**What this task involves**
Select each line where the word "from" appears.

[BEGIN]

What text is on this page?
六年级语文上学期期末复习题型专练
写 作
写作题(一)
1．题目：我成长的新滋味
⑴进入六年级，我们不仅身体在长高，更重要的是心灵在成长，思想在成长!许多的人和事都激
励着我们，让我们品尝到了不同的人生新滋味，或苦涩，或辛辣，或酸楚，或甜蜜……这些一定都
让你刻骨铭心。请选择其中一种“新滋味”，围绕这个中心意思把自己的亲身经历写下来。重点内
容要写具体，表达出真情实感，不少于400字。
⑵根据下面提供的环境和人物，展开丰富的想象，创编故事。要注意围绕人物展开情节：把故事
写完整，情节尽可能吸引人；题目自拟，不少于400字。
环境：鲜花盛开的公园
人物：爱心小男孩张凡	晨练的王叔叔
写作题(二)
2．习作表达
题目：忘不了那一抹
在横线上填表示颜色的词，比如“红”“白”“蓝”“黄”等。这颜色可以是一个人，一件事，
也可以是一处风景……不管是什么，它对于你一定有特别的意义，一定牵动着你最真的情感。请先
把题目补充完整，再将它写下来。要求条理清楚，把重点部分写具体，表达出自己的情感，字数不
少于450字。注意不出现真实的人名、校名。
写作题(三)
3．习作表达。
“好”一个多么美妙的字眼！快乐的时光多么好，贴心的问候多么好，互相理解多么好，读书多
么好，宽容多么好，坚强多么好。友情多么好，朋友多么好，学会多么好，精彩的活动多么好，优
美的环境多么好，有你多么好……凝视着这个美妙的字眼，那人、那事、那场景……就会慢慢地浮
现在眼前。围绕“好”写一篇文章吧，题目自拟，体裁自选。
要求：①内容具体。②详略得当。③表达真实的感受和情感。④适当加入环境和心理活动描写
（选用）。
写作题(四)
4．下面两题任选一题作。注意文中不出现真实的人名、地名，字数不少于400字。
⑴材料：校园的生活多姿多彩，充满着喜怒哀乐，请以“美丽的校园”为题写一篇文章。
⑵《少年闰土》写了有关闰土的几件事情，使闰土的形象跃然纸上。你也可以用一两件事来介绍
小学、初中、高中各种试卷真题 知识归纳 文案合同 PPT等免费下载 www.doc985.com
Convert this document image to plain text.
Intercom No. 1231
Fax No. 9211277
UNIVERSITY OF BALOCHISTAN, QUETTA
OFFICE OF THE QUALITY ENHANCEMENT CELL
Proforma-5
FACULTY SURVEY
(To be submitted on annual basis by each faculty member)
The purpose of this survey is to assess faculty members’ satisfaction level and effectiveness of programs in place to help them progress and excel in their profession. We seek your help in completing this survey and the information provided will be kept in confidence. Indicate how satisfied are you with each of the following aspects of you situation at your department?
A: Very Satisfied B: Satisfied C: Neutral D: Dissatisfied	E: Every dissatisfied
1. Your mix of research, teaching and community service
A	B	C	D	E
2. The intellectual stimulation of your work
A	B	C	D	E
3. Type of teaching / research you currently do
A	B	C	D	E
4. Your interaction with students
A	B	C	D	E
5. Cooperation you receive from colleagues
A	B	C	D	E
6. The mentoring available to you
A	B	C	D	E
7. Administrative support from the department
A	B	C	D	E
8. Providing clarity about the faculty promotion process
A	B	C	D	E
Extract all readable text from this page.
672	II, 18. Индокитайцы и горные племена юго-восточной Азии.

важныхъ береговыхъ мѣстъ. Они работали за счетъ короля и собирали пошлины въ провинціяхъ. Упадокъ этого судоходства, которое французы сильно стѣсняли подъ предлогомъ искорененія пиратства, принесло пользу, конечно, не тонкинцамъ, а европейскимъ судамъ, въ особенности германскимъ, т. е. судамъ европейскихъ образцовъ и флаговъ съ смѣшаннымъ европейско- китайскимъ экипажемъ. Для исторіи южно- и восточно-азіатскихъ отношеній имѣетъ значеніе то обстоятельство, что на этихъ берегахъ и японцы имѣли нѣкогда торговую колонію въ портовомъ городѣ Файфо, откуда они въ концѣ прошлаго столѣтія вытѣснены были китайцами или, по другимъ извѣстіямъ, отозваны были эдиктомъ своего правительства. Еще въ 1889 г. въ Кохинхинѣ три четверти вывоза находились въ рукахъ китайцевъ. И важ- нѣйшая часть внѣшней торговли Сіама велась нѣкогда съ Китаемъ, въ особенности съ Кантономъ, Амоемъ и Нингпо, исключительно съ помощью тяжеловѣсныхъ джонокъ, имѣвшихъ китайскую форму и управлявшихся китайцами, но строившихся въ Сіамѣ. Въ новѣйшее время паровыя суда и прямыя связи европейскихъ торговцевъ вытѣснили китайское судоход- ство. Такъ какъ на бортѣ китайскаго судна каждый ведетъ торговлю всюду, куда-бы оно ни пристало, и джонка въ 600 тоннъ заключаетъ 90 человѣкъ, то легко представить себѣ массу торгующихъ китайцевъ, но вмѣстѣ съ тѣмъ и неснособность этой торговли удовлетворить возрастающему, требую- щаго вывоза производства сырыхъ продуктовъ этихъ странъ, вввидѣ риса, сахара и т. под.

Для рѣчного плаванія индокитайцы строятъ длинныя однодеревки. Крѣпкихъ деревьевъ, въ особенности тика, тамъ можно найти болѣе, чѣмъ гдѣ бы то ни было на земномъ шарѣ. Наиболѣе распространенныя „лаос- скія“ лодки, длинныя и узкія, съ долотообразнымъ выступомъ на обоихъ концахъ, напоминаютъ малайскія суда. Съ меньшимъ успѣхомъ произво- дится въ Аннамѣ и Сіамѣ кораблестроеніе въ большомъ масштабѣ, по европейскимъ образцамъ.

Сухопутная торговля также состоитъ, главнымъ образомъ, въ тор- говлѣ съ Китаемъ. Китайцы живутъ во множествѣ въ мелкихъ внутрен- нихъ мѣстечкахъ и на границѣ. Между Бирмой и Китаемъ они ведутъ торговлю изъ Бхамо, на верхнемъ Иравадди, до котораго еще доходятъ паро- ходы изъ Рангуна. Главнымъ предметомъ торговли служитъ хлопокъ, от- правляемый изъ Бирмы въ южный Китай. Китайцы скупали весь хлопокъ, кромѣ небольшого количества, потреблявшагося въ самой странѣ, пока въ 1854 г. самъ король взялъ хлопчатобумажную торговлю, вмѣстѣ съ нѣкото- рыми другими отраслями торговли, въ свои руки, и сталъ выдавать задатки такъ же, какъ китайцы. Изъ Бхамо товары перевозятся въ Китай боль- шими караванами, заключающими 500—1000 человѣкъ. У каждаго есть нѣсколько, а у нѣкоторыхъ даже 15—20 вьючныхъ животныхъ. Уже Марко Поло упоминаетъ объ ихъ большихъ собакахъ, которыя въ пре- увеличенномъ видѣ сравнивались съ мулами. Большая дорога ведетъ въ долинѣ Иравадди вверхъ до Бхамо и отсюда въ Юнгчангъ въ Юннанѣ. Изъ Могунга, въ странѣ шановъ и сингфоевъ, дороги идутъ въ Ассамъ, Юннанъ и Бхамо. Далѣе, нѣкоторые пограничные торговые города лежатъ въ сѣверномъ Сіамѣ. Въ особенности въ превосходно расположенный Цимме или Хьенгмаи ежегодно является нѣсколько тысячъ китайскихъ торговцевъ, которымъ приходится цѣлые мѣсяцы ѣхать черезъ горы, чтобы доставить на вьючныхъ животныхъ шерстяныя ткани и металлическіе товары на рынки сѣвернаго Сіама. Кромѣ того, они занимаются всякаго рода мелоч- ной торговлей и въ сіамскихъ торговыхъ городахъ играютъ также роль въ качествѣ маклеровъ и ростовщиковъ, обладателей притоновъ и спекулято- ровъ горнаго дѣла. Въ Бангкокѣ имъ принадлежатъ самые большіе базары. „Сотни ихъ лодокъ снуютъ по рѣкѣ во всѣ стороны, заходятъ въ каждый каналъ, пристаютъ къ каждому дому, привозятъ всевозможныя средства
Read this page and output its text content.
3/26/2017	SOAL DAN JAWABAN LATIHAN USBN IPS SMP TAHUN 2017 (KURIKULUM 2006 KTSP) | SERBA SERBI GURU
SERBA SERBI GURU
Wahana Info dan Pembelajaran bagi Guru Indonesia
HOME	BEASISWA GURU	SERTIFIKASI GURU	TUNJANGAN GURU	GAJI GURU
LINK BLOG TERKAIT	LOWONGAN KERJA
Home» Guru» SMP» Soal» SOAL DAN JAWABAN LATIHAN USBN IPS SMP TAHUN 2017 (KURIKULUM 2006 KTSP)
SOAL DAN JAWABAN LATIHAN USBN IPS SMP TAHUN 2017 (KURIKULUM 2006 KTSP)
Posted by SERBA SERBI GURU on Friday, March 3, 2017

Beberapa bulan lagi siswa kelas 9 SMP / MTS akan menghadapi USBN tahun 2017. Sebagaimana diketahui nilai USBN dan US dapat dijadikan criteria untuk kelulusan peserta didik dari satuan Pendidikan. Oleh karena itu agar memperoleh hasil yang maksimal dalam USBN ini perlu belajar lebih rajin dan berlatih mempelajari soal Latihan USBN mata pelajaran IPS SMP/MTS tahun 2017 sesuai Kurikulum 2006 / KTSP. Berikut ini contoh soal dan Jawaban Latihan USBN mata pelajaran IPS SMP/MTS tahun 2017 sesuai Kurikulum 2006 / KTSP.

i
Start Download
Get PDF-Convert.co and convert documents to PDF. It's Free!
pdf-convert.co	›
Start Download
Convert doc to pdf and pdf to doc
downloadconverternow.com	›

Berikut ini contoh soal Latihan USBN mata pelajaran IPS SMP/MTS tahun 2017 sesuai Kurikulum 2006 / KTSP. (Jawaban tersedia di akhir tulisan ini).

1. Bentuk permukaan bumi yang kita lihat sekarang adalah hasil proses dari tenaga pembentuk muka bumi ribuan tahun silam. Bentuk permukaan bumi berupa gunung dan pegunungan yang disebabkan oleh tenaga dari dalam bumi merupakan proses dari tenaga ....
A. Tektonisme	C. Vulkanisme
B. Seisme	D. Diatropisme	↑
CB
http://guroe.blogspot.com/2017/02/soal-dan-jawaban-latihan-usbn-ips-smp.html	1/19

[END]

**Finished task**
5. Cooperation you receive from colleagues
7. Administrative support from the department
Extract all readable text from this page.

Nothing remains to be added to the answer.